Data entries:
+-------+

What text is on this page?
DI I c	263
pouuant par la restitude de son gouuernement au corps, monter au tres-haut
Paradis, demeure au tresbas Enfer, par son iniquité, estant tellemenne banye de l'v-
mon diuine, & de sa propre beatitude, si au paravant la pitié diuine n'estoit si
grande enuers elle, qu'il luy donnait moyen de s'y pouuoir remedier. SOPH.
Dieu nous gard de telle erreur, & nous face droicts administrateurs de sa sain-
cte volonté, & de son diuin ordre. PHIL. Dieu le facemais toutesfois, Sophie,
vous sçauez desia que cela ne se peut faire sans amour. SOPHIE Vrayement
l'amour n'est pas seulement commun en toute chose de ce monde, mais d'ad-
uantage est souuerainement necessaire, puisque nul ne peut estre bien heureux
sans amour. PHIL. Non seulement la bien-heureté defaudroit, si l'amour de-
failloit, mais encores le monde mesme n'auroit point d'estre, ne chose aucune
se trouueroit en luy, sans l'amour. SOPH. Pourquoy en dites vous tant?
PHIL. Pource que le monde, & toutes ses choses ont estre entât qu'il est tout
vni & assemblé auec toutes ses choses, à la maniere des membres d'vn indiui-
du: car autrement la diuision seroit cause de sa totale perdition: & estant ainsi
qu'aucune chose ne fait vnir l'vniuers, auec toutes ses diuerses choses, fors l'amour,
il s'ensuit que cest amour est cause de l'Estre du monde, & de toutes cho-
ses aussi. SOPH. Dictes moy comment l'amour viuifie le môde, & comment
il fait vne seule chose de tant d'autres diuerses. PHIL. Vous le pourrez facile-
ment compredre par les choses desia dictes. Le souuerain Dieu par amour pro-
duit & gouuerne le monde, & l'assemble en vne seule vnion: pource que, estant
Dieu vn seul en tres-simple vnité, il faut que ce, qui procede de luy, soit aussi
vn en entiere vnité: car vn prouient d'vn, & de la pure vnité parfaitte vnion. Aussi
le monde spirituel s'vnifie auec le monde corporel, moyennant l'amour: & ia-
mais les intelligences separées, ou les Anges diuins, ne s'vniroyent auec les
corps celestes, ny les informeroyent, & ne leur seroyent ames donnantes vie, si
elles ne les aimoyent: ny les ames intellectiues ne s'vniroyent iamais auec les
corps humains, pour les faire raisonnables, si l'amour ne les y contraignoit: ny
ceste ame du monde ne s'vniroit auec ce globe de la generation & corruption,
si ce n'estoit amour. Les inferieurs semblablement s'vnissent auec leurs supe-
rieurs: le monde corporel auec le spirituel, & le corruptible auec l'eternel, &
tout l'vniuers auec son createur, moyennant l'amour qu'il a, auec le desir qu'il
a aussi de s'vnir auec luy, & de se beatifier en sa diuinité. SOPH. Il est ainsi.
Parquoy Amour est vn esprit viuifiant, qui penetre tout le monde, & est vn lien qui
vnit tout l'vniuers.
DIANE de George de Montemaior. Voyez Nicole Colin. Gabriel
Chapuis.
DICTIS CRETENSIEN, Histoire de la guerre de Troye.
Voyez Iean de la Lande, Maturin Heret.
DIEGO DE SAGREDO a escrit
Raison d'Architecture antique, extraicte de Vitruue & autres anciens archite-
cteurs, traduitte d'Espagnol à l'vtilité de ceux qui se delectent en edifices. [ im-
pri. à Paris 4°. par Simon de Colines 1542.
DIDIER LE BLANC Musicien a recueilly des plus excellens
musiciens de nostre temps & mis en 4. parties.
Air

+-------+

● Task requirements:
Extract the listing in its entirety, matching it exactly.

● Reply:
What text is on this page?
DI I c	263
pouuant par la restitude de son gouuernement au corps, monter au tres-haut
Paradis, demeure au tresbas Enfer, par son iniquité, estant tellemenne banye de l'v-
mon diuine, & de sa propre beatitude, si au paravant la pitié diuine n'estoit si
grande enuers elle, qu'il luy donnait moyen de s'y pouuoir remedier. SOPH.
Dieu nous gard de telle erreur, & nous face droicts administrateurs de sa sain-
cte volonté, & de son diuin ordre. PHIL. Dieu le facemais toutesfois, Sophie,
vous sçauez desia que cela ne se peut faire sans amour. SOPHIE Vrayement
l'amour n'est pas seulement commun en toute chose de ce monde, mais d'ad-
uantage est souuerainement necessaire, puisque nul ne peut estre bien heureux
sans amour. PHIL. Non seulement la bien-heureté defaudroit, si l'amour de-
failloit, mais encores le monde mesme n'auroit point d'estre, ne chose aucune
se trouueroit en luy, sans l'amour. SOPH. Pourquoy en dites vous tant?
PHIL. Pource que le monde, & toutes ses choses ont estre entât qu'il est tout
vni & assemblé auec toutes ses choses, à la maniere des membres d'vn indiui-
du: car autrement la diuision seroit cause de sa totale perdition: & estant ainsi
qu'aucune chose ne fait vnir l'vniuers, auec toutes ses diuerses choses, fors l'amour,
il s'ensuit que cest amour est cause de l'Estre du monde, & de toutes cho-
ses aussi. SOPH. Dictes moy comment l'amour viuifie le môde, & comment
il fait vne seule chose de tant d'autres diuerses. PHIL. Vous le pourrez facile-
ment compredre par les choses desia dictes. Le souuerain Dieu par amour pro-
duit & gouuerne le monde, & l'assemble en vne seule vnion: pource que, estant
Dieu vn seul en tres-simple vnité, il faut que ce, qui procede de luy, soit aussi
vn en entiere vnité: car vn prouient d'vn, & de la pure vnité parfaitte vnion. Aussi
le monde spirituel s'vnifie auec le monde corporel, moyennant l'amour: & ia-
mais les intelligences separées, ou les Anges diuins, ne s'vniroyent auec les
corps celestes, ny les informeroyent, & ne leur seroyent ames donnantes vie, si
elles ne les aimoyent: ny les ames intellectiues ne s'vniroyent iamais auec les
corps humains, pour les faire raisonnables, si l'amour ne les y contraignoit: ny
ceste ame du monde ne s'vniroit auec ce globe de la generation & corruption,
si ce n'estoit amour. Les inferieurs semblablement s'vnissent auec leurs supe-
rieurs: le monde corporel auec le spirituel, & le corruptible auec l'eternel, &
tout l'vniuers auec son createur, moyennant l'amour qu'il a, auec le desir qu'il
a aussi de s'vnir auec luy, & de se beatifier en sa diuinité. SOPH. Il est ainsi.
Parquoy Amour est vn esprit viuifiant, qui penetre tout le monde, & est vn lien qui
vnit tout l'vniuers.
DIANE de George de Montemaior. Voyez Nicole Colin. Gabriel
Chapuis.
DICTIS CRETENSIEN, Histoire de la guerre de Troye.
Voyez Iean de la Lande, Maturin Heret.
DIEGO DE SAGREDO a escrit
Raison d'Architecture antique, extraicte de Vitruue & autres anciens archite-
cteurs, traduitte d'Espagnol à l'vtilité de ceux qui se delectent en edifices. [ im-
pri. à Paris 4°. par Simon de Colines 1542.
DIDIER LE BLANC Musicien a recueilly des plus excellens
musiciens de nostre temps & mis en 4. parties.
Air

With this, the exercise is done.